━━━ Records for this exercise ━━━
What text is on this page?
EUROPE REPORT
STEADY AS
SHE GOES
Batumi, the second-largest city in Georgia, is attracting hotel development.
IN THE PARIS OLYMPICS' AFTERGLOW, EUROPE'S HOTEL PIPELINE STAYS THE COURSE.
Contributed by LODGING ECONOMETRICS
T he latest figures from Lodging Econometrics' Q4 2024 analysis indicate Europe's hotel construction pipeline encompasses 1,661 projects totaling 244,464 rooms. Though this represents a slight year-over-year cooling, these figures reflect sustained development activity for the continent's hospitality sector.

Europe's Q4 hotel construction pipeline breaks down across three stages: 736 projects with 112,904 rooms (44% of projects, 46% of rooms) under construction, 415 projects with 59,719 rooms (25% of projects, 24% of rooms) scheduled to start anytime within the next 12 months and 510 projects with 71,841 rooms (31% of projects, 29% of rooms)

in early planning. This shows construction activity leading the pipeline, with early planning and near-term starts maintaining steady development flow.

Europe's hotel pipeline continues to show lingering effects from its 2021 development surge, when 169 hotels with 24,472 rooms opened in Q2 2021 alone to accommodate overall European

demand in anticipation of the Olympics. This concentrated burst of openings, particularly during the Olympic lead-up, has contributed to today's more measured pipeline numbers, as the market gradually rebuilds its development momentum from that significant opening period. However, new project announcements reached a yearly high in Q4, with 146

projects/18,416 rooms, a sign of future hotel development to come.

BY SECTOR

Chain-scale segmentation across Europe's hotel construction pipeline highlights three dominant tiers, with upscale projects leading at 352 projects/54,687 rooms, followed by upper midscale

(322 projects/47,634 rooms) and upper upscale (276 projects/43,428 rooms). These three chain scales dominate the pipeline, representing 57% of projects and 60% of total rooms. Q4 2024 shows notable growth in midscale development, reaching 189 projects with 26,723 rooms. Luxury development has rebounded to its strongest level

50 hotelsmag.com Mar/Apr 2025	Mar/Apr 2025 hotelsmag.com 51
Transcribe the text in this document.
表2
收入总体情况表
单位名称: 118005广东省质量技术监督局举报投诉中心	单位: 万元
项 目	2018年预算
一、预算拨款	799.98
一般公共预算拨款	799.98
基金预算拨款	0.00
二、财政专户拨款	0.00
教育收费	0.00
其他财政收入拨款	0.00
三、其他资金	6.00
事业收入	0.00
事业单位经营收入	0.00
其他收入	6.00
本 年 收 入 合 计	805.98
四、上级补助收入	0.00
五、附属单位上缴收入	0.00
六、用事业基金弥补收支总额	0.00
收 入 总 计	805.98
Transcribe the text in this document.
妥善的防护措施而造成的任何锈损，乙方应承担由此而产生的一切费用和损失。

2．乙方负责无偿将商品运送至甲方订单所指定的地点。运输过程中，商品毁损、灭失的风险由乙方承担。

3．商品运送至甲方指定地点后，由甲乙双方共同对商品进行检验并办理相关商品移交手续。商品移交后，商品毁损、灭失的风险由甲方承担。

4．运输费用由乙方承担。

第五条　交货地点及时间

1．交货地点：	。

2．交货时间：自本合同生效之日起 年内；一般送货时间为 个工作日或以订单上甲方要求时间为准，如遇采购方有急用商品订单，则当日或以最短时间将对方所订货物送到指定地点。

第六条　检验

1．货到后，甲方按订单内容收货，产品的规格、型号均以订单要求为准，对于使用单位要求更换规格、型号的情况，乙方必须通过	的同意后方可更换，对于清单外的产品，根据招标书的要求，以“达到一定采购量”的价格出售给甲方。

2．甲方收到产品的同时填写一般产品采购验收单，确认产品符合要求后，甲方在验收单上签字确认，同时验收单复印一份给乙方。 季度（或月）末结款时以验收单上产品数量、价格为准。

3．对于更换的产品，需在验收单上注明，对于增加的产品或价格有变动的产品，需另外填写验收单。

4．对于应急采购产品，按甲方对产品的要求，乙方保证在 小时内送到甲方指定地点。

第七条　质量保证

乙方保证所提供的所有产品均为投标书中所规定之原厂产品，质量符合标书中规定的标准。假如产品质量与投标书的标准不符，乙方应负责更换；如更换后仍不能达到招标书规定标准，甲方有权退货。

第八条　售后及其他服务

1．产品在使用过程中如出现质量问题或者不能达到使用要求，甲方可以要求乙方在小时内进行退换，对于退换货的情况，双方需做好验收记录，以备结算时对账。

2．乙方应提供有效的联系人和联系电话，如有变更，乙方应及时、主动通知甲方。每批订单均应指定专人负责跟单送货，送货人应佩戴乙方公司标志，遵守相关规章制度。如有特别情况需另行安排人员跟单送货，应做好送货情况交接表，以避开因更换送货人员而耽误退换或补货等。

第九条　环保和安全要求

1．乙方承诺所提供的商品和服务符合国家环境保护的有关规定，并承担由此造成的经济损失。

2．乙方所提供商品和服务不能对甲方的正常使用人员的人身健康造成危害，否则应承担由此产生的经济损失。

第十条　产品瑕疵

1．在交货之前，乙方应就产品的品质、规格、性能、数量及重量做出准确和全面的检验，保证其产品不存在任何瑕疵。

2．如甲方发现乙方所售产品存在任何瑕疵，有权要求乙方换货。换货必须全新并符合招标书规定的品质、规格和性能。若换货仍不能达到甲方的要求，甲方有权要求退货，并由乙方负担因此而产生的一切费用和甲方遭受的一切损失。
━━━
== Task instructions ==
Check all the records above and select each line where the string "upper" is found.

== Exercise solution ==
Chain-scale segmentation across Europe's hotel construction pipeline highlights three dominant tiers, with upscale projects leading at 352 projects/54,687 rooms, followed by upper midscale
(322 projects/47,634 rooms) and upper upscale (276 projects/43,428 rooms). These three chain scales dominate the pipeline, representing 57% of projects and 60% of total rooms. Q4 2024 shows notable growth in midscale development, reaching 189 projects with 26,723 rooms. Luxury development has rebounded to its strongest level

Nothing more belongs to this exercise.